**Text excerpt**
□ □ □

#!/usr/bin/env bash
# gstack-codex-session-import — backfill question-log.jsonl from Codex sessions.
#
# Codex has no AskUserQuestion tool (per docs/spikes/codex-session-format.md).
# gstack skills running on Codex emit Decision Briefs as plain agent_message
# text, and the user's response shows up in the next user_message. This
# importer reconstructs those question/answer pairs from the structured
# JSONL session files at ~/.codex/sessions/<date>/.
#
# Usage:
#   gstack-codex-session-import                   # latest session under ~/.codex/sessions/
#   gstack-codex-session-import <path/to.jsonl>   # explicit session file
#   gstack-codex-session-import --since <iso>     # all sessions newer than <iso>
#
# Recovery strategy (two-tier per D5/T4 spike):
#   1. Marker-first: extract <gstack-qid:foo-bar> from agent_message → stable id.
#   2. Pattern fallback: detect D<N> header + numbered options → hash id
#      (source=codex-import-pattern, never used as preference key per D18).
#
# Writes via bin/gstack-question-log so source tagging, dedup, and async
# derive all apply uniformly.
set -euo pipefail
SCRIPT_DIR="$(cd "$(dirname "$0")" && pwd)"
GSTACK_HOME="${GSTACK_STATE_ROOT:-${GSTACK_HOME:-$HOME/.gstack}}"
CODEX_SESSIONS_ROOT="${CODEX_SESSIONS_ROOT:-$HOME/.codex/sessions}"

MODE="latest"
EXPLICIT_PATH=""
SINCE_ISO=""

if [ $# -gt 0 ]; then
  case "$1" in
    --since)
      MODE="since"
      SINCE_ISO="${2:-}"
      ;;
    --help|-h)
      sed -n '1,/^set -euo/p' "$0" | sed 's|^# \?||'
      exit 0
      ;;
    -*)
      echo "unknown flag: $1" >&2
      exit 1
      ;;
    *)
      MODE="explicit"
      EXPLICIT_PATH="$1"
      ;;
  esac
fi

# Resolve list of session files to process.
SESSION_FILES=()
case "$MODE" in
  explicit)

□ □ □

**Collected material**
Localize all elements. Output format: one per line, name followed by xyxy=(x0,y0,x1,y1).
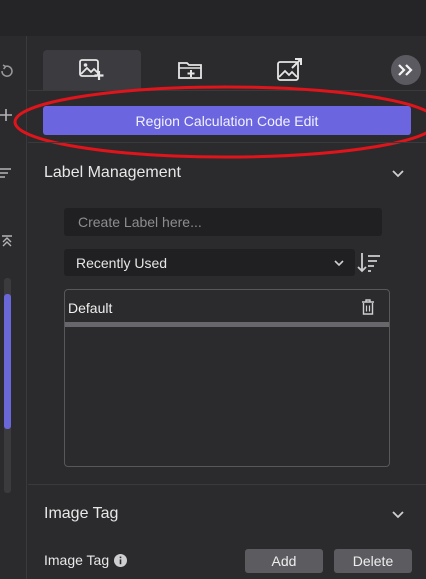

□ □ □

**Aim of the exercise**
Reproduce the passage of the import script starting with "#!/usr/bin/env bash" and going on through "files at ~/.codex/sessions/<date>/.". The material shown above is not required here.

**Finished task**
#!/usr/bin/env bash
# gstack-codex-session-import — backfill question-log.jsonl from Codex sessions.
#
# Codex has no AskUserQuestion tool (per docs/spikes/codex-session-format.md).
# gstack skills running on Codex emit Decision Briefs as plain agent_message
# text, and the user's response shows up in the next user_message. This
# importer reconstructs those question/answer pairs from the structured
# JSONL session files at ~/.codex/sessions/<date>/.